| PROBLEM DESCRIPTION |
Reply with one number: the count of lines in the listing that contain the string "victims".

| THE RECORDS |
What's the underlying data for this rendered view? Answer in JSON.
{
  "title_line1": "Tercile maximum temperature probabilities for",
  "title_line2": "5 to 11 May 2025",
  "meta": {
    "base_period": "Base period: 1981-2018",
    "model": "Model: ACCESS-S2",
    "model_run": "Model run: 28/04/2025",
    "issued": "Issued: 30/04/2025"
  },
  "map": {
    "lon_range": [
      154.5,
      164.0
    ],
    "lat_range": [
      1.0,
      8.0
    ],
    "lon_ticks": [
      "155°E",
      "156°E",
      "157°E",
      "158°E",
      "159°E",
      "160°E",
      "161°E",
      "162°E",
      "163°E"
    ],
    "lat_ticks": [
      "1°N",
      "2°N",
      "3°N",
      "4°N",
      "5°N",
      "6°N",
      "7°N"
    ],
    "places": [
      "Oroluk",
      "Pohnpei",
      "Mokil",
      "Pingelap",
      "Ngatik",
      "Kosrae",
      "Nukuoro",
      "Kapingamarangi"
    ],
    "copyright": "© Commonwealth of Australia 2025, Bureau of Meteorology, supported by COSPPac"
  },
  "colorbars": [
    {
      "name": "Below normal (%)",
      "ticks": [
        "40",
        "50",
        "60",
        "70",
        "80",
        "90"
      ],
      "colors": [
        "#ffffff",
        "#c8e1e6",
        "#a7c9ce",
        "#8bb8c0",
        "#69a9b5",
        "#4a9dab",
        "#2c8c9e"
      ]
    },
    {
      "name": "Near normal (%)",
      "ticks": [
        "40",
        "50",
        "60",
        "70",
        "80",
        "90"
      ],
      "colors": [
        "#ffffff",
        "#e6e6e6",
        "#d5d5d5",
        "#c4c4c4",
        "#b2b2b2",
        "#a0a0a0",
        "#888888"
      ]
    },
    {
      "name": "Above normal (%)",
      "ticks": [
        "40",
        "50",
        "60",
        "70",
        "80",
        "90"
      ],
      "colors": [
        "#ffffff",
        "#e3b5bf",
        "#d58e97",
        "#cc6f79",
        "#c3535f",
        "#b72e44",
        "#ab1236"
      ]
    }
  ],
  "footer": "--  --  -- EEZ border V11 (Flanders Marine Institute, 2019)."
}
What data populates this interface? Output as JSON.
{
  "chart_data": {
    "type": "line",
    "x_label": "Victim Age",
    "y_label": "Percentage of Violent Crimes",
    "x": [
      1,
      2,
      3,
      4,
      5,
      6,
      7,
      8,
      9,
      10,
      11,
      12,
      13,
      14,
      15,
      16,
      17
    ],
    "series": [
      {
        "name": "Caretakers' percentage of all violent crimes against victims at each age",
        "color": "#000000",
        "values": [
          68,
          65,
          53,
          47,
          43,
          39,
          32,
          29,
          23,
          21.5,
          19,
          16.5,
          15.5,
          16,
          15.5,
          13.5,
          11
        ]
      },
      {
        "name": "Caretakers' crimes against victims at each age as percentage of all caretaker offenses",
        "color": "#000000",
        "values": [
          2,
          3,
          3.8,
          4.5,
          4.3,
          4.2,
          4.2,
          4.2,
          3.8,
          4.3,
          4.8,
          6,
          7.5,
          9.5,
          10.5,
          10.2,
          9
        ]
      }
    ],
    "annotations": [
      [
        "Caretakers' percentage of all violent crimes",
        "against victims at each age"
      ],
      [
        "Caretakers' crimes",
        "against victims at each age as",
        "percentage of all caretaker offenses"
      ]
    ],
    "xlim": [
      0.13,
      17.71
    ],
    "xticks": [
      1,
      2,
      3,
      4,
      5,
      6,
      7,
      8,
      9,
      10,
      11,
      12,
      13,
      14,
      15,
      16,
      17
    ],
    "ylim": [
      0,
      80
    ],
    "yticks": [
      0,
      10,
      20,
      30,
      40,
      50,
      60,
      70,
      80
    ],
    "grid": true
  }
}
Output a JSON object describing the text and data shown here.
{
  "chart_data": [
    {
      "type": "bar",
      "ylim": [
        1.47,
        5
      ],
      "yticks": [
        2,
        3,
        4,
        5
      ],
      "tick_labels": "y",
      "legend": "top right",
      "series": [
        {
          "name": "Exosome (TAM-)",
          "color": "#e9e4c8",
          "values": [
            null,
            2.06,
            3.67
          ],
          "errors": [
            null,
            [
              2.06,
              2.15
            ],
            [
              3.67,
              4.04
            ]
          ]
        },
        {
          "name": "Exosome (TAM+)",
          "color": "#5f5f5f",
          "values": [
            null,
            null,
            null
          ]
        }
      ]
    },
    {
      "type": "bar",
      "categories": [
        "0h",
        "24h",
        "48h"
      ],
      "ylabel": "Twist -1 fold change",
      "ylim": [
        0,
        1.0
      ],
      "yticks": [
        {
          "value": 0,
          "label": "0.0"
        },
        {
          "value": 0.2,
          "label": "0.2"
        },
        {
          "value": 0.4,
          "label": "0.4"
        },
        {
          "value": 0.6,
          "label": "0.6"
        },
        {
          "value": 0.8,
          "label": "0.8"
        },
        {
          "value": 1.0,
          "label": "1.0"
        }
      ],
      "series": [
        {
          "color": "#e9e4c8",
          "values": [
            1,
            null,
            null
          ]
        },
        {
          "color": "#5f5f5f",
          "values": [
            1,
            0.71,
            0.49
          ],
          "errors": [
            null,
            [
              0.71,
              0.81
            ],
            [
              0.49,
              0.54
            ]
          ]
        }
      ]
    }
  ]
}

| TASK OUTPUT |
4